**Records for the task**
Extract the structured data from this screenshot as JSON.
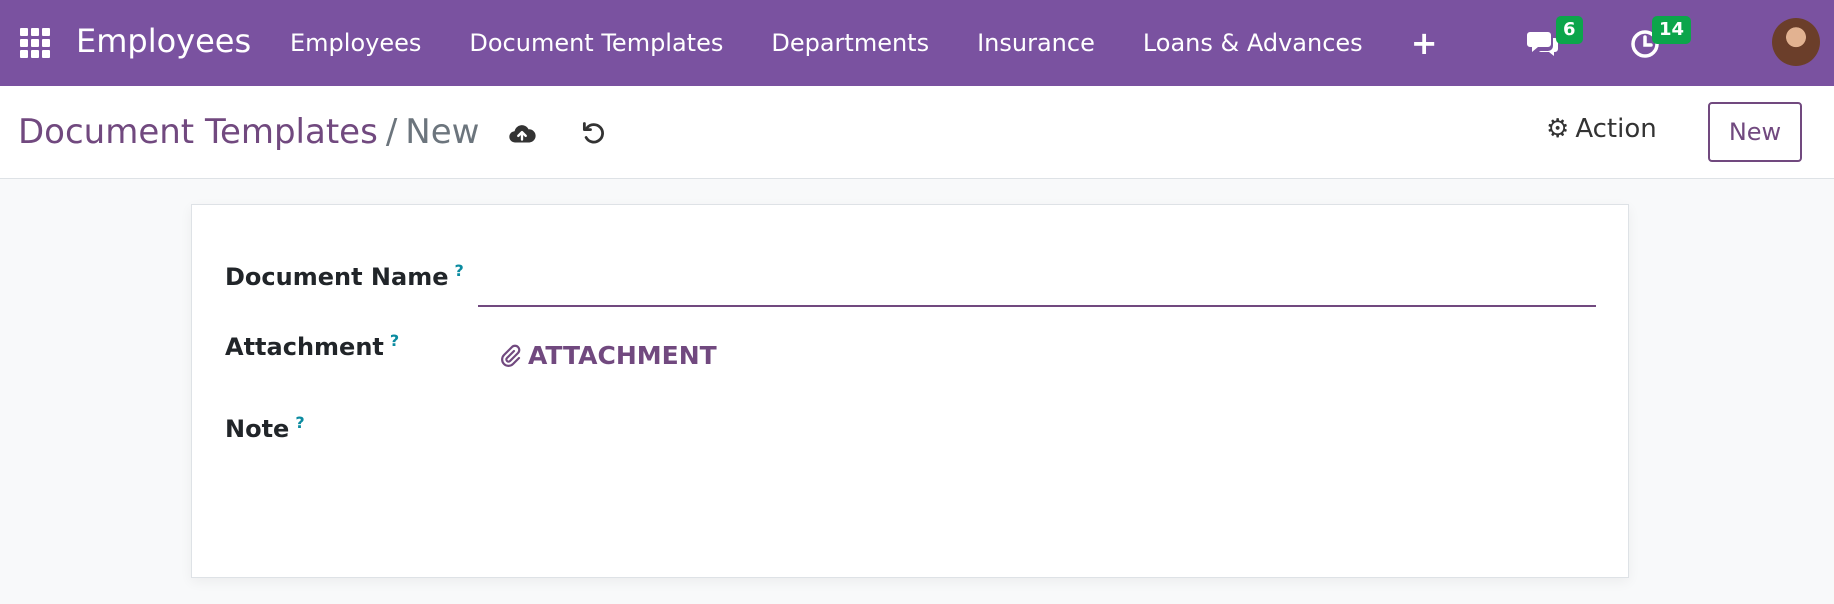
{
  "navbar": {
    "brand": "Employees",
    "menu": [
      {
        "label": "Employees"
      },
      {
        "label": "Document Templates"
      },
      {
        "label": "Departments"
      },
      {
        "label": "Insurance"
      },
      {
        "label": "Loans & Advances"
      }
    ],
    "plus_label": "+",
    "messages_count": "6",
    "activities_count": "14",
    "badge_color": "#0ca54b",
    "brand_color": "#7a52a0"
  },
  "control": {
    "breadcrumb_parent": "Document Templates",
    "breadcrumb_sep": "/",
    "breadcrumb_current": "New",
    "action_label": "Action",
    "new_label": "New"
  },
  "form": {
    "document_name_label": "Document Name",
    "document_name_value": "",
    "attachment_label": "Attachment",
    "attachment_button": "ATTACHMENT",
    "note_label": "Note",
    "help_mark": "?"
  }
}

**What to produce**
Repeat each record exactly as shown above, dropping all images.

**Output for this exercise**
Extract the structured data from this screenshot as JSON.
{
  "navbar": {
    "brand": "Employees",
    "menu": [
      {
        "label": "Employees"
      },
      {
        "label": "Document Templates"
      },
      {
        "label": "Departments"
      },
      {
        "label": "Insurance"
      },
      {
        "label": "Loans & Advances"
      }
    ],
    "plus_label": "+",
    "messages_count": "6",
    "activities_count": "14",
    "badge_color": "#0ca54b",
    "brand_color": "#7a52a0"
  },
  "control": {
    "breadcrumb_parent": "Document Templates",
    "breadcrumb_sep": "/",
    "breadcrumb_current": "New",
    "action_label": "Action",
    "new_label": "New"
  },
  "form": {
    "document_name_label": "Document Name",
    "document_name_value": "",
    "attachment_label": "Attachment",
    "attachment_button": "ATTACHMENT",
    "note_label": "Note",
    "help_mark": "?"
  }
}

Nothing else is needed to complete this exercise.